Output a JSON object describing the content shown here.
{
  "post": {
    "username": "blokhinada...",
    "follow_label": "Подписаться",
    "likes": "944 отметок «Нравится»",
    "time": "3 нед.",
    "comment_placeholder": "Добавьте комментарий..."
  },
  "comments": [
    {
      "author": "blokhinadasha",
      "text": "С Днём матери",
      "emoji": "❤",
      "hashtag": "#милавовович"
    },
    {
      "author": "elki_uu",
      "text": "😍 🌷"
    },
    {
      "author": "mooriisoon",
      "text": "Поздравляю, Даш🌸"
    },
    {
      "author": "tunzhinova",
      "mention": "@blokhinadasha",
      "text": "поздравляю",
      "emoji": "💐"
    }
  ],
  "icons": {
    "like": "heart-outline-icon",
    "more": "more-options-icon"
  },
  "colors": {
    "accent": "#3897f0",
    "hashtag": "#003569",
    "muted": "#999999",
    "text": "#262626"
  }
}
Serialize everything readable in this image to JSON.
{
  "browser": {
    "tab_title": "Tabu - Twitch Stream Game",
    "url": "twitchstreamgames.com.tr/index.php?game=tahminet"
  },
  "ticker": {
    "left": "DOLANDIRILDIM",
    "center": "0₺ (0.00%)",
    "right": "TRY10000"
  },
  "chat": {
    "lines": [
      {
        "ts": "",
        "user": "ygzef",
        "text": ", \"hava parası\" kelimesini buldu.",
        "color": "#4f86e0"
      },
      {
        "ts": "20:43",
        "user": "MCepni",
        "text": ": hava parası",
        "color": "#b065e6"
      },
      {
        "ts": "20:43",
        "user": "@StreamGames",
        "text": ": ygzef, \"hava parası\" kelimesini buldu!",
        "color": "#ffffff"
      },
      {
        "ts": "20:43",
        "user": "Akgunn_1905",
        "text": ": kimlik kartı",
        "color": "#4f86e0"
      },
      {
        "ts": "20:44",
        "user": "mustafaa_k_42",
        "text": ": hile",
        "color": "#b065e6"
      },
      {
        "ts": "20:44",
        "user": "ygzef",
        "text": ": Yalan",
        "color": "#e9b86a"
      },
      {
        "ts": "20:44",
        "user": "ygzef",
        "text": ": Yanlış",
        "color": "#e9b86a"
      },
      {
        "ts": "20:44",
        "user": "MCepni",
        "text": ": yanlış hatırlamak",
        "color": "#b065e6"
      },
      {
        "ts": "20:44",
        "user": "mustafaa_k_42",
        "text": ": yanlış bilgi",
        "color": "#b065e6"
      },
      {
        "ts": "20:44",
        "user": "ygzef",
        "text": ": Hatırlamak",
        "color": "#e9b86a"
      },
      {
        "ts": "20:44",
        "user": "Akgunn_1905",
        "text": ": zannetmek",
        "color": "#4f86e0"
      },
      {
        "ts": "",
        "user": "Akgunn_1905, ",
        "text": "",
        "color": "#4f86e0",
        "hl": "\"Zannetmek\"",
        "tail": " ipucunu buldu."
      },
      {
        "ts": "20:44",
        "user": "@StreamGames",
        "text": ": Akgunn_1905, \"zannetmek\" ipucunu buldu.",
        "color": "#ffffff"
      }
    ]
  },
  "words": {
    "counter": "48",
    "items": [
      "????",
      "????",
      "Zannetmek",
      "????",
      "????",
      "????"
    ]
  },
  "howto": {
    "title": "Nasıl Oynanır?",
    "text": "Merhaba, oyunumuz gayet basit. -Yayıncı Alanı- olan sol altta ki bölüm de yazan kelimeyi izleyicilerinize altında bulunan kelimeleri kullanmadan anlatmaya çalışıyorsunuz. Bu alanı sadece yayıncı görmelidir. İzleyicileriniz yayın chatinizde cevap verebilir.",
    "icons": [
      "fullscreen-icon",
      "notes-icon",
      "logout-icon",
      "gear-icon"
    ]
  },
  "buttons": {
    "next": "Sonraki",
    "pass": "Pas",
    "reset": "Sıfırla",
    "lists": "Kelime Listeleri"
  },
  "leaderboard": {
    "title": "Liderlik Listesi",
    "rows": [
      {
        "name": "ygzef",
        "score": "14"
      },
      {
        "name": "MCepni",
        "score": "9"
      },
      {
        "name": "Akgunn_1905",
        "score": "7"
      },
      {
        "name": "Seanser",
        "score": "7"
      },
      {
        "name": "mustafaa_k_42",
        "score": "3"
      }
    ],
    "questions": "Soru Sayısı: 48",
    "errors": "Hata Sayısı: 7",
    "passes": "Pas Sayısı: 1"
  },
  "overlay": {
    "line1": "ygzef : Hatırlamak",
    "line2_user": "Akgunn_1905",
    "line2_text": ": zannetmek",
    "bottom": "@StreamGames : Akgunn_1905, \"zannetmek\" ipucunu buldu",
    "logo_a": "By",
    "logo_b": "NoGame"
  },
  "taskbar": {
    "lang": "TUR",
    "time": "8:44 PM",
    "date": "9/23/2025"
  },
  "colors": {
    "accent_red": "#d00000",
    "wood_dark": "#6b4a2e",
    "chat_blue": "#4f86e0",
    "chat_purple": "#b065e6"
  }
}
========================================================================
| Exercise instructions |
Give the number of lines in the entries that include the string "hava", and nothing more.

| Right answer |
3